Exercise description →
Wherever "this" appears in a line, copy that line.

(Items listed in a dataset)
· · · ·

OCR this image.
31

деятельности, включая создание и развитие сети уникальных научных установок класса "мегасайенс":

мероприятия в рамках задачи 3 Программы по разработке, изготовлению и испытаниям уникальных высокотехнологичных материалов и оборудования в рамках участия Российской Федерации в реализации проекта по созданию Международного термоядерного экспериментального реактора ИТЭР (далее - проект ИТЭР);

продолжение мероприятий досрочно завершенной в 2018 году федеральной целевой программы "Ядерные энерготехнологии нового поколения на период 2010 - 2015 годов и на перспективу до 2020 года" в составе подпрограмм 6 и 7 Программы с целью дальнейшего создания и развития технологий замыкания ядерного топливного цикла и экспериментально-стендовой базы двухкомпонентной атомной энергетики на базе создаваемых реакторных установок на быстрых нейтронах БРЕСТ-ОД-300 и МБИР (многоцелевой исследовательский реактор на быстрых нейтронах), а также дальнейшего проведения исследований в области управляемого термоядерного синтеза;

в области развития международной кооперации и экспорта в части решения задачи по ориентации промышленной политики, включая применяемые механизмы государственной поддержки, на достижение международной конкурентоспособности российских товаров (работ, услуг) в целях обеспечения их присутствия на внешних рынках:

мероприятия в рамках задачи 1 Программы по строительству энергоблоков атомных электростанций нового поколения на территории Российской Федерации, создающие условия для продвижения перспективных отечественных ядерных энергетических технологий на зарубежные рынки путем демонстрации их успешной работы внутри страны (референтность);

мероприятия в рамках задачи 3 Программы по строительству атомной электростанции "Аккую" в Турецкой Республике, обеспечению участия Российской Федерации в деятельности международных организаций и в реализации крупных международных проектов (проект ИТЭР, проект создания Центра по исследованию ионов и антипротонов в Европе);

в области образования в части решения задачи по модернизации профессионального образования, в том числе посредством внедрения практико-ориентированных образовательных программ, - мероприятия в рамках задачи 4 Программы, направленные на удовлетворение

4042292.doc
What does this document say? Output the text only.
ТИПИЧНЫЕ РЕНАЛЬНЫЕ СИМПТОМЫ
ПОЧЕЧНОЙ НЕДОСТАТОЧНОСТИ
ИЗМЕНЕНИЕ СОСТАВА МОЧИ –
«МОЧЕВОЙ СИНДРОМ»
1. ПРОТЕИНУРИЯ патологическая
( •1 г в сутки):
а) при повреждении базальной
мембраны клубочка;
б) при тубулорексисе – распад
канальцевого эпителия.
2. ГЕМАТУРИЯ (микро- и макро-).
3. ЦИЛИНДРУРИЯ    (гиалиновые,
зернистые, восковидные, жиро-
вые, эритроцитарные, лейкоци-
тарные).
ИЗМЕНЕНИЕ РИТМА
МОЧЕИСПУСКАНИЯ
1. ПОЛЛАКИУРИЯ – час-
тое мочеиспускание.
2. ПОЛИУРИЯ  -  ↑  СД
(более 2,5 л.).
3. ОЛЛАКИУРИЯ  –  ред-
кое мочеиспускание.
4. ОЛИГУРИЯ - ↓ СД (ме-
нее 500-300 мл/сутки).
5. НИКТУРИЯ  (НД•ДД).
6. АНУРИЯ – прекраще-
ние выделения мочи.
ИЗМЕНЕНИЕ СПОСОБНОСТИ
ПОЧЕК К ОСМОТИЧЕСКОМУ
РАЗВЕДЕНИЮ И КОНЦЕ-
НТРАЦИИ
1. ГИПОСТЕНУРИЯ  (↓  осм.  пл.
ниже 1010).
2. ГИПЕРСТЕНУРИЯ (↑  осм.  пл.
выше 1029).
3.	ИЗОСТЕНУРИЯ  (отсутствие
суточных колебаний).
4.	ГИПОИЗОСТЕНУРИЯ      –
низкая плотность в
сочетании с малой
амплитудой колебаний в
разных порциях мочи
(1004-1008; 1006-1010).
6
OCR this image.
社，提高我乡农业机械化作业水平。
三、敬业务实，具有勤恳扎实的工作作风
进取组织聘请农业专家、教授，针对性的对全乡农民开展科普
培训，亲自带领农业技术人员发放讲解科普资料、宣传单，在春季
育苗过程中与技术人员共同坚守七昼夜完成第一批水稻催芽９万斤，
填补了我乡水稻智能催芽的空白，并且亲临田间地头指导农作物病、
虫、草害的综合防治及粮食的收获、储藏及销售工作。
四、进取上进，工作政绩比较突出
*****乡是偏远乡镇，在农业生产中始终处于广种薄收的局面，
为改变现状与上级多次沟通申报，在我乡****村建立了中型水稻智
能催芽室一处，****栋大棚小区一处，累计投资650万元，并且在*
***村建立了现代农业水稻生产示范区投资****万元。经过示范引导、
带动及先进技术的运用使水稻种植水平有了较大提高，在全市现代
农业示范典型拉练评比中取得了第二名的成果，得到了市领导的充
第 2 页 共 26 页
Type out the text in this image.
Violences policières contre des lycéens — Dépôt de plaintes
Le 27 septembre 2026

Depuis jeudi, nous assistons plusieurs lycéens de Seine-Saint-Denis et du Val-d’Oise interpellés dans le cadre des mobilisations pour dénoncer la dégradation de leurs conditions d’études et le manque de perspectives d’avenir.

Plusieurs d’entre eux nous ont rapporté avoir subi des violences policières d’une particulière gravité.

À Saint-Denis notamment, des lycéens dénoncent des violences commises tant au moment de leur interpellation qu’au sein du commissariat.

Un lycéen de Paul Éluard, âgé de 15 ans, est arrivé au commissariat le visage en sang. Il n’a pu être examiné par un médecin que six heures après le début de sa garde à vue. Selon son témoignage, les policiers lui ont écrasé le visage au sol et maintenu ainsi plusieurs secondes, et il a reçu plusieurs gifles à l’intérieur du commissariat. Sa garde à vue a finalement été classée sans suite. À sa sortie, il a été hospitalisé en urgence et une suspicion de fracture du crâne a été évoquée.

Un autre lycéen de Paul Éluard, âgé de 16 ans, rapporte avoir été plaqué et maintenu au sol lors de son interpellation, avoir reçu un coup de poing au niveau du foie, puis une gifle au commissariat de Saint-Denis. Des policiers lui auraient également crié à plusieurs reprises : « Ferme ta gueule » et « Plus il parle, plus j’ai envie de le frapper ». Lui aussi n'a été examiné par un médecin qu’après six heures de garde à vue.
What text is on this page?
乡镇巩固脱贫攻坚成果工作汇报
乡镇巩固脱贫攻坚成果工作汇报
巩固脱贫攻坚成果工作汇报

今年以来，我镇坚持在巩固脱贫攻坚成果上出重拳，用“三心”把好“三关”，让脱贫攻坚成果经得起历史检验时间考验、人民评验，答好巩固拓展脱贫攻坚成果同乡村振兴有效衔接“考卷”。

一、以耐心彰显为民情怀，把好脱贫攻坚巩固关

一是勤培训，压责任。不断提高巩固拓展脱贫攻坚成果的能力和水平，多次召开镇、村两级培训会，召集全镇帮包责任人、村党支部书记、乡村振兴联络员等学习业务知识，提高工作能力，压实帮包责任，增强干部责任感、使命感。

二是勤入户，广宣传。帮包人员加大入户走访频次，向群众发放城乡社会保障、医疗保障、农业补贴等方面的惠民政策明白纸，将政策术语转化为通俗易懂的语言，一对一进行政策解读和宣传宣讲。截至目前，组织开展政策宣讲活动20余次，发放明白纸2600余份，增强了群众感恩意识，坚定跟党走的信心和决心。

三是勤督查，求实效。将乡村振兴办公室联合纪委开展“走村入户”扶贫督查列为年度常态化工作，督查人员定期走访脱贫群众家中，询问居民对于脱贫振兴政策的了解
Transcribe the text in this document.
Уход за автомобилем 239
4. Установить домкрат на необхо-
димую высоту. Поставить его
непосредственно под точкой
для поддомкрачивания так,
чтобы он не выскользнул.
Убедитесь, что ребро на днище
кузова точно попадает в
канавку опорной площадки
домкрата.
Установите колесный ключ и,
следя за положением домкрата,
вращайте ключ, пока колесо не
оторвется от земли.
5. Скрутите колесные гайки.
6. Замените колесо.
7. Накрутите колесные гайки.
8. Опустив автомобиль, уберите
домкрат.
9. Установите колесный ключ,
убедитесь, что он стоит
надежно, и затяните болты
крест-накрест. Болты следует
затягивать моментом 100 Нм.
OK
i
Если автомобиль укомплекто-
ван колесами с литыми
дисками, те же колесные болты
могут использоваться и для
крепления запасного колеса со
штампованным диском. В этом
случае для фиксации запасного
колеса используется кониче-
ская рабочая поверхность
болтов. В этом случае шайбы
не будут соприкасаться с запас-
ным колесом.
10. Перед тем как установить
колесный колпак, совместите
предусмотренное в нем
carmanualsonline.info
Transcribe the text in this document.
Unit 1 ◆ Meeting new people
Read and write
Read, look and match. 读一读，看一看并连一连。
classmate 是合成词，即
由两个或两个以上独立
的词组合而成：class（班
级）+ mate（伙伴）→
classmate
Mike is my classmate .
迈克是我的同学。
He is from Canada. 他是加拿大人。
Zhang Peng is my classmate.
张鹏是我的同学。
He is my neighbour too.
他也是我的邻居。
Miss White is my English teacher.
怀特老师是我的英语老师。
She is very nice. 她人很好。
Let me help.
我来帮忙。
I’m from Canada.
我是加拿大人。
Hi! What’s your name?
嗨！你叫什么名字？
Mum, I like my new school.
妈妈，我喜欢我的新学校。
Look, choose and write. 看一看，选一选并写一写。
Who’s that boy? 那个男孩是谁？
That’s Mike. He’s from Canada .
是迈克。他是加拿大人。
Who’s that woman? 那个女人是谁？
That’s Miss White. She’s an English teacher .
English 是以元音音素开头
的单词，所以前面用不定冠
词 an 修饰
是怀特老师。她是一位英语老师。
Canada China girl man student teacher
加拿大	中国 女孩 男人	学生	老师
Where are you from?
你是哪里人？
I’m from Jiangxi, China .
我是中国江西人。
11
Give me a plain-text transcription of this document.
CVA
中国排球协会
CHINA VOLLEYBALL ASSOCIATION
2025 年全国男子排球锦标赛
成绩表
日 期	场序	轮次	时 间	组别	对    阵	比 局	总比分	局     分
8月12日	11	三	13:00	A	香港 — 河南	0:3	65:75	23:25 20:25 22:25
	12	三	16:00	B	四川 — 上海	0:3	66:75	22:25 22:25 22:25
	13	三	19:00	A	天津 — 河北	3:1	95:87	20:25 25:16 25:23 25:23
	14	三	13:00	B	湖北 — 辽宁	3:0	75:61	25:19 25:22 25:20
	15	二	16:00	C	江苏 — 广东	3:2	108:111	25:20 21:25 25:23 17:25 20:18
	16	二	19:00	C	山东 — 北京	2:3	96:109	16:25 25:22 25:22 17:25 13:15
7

· · · ·

Complete response →
OCR this image.
What does this document say? Output the text only.
OCR this image.
Type out the text in this image.
What text is on this page?
Transcribe the text in this document.
Transcribe the text in this document.
Give me a plain-text transcription of this document.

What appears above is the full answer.